Saved data entries:
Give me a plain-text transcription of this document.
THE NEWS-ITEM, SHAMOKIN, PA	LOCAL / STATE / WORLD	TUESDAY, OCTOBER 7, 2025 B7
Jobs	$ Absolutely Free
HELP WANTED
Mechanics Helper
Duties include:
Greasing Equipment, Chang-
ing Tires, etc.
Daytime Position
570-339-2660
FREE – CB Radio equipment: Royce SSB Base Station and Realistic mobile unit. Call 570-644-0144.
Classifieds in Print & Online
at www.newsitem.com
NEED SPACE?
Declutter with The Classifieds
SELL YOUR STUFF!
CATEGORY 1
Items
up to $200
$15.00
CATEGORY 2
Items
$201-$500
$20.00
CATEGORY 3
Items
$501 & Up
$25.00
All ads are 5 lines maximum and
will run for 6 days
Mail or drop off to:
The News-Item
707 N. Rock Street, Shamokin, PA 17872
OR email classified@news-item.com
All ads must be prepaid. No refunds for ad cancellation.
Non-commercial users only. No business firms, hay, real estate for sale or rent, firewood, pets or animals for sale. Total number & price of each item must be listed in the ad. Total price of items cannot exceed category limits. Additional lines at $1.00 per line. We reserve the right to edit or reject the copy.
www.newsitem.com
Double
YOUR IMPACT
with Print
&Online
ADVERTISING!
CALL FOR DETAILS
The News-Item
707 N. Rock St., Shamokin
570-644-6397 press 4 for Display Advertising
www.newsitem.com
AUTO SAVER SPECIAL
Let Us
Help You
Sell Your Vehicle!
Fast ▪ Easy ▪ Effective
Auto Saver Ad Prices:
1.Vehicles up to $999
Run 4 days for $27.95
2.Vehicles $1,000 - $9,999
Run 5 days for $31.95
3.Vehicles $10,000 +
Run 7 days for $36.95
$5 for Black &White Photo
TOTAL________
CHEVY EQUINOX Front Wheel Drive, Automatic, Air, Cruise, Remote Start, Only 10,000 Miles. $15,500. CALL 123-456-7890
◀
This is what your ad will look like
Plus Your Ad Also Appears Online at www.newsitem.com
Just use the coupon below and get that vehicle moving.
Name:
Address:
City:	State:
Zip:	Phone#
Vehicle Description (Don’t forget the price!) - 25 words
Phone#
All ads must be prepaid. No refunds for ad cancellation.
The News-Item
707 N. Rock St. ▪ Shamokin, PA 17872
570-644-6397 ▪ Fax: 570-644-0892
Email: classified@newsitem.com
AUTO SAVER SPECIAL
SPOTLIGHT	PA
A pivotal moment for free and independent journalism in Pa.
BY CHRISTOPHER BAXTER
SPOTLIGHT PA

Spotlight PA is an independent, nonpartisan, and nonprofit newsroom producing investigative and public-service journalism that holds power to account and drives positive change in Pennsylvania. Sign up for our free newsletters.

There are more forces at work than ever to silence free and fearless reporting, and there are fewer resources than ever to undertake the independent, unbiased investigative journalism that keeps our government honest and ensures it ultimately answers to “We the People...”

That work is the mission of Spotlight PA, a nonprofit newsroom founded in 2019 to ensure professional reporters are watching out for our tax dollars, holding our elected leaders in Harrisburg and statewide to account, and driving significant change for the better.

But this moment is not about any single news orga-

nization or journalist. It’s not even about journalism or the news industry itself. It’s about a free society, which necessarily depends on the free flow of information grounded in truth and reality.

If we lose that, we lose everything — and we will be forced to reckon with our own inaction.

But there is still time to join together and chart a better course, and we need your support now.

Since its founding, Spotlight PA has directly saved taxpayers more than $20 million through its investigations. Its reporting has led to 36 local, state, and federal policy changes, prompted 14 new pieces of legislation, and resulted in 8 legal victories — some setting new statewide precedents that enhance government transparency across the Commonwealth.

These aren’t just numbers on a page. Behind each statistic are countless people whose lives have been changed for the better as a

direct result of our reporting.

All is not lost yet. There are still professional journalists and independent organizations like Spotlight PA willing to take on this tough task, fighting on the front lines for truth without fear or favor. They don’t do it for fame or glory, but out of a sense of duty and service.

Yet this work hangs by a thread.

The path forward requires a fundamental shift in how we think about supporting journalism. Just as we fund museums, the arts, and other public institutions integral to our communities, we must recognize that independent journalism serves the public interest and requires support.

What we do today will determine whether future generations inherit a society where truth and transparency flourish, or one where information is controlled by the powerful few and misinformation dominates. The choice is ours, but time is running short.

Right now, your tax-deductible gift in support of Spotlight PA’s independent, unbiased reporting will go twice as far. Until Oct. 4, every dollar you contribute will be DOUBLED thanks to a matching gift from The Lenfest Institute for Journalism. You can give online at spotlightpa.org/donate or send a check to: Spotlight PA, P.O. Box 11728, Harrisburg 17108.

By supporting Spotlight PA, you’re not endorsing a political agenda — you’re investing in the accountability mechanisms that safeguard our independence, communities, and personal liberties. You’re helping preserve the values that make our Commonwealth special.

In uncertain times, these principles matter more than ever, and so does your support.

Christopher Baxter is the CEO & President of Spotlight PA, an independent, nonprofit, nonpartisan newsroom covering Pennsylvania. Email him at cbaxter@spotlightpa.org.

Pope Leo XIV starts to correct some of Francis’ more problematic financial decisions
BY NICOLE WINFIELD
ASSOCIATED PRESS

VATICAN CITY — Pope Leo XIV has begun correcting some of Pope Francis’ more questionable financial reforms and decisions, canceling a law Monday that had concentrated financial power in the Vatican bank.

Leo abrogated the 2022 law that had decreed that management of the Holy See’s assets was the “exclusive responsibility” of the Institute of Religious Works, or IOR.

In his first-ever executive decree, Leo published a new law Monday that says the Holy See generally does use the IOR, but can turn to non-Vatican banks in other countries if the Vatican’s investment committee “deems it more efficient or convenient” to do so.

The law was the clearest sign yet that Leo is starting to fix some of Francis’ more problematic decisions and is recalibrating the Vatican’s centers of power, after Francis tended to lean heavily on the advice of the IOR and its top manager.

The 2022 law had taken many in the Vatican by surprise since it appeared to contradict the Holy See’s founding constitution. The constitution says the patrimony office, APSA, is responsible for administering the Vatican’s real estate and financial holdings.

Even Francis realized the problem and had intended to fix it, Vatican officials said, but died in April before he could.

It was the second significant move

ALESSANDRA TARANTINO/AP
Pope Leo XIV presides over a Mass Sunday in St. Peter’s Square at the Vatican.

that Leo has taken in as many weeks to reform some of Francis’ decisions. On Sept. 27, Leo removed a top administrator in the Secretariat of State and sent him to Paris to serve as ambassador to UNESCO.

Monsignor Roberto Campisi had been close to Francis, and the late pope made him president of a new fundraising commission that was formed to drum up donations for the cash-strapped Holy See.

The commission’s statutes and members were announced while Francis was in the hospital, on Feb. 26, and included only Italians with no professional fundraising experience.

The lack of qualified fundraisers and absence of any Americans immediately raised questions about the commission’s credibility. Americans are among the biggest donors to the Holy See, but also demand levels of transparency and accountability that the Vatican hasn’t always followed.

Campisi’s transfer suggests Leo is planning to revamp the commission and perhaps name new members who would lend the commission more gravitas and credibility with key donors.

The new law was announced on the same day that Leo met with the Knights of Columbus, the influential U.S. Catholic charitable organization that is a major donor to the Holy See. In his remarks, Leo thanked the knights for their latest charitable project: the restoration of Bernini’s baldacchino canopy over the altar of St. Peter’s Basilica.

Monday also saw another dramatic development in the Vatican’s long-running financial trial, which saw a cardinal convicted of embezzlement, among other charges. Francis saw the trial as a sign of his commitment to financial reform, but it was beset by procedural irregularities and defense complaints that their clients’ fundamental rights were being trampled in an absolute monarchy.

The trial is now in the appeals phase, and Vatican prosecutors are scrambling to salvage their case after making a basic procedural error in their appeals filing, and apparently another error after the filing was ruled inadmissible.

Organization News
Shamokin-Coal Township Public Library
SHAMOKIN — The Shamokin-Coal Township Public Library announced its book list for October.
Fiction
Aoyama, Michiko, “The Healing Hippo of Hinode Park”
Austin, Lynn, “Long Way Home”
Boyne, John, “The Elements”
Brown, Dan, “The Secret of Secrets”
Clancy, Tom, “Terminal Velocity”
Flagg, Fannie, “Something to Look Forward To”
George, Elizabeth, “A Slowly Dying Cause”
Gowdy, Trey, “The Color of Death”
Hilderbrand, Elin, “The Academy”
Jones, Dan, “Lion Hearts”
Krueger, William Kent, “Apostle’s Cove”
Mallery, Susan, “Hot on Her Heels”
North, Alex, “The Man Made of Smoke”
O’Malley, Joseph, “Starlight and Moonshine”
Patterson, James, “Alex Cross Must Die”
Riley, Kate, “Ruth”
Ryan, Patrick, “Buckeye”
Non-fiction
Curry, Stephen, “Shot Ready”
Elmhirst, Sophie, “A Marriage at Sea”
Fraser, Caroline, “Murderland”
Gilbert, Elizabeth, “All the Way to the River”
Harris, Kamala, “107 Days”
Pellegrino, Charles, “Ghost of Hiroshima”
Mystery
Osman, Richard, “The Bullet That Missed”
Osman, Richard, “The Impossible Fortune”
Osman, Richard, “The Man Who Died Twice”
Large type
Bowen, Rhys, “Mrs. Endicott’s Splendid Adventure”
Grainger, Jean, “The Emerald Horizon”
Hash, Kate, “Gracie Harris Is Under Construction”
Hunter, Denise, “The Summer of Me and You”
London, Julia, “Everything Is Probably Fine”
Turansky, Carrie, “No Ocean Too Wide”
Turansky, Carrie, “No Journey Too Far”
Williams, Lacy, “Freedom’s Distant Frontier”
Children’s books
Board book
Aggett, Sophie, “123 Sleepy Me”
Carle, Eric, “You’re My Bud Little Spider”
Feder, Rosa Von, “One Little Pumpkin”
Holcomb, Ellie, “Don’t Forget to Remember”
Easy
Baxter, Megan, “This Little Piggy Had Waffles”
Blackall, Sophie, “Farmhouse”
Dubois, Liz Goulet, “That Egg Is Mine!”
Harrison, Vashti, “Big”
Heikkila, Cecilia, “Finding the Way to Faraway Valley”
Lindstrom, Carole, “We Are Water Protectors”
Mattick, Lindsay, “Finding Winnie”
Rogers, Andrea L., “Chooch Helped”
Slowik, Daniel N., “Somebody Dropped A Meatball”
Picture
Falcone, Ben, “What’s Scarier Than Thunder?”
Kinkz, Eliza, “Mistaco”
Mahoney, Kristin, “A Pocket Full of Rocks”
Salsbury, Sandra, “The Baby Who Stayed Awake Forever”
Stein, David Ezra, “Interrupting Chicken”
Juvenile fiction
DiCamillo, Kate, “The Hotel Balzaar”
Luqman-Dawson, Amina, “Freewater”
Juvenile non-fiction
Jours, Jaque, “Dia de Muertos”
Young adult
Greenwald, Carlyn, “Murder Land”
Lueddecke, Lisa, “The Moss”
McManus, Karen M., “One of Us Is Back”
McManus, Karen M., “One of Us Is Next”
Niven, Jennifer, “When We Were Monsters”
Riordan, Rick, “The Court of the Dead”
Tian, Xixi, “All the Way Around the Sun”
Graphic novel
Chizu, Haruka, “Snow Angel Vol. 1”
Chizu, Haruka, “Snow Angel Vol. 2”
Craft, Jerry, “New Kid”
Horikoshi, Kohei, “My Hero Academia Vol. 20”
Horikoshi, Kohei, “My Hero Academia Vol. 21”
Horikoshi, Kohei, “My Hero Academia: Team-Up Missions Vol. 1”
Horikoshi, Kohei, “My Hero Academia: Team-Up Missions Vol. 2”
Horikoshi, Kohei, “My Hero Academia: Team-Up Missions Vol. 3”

* [DIRECTION]:
Provide the number of lines in these entries that hold the word "nonpartisan", without any accompanying text.

* [EXERCISE ANSWER]:
2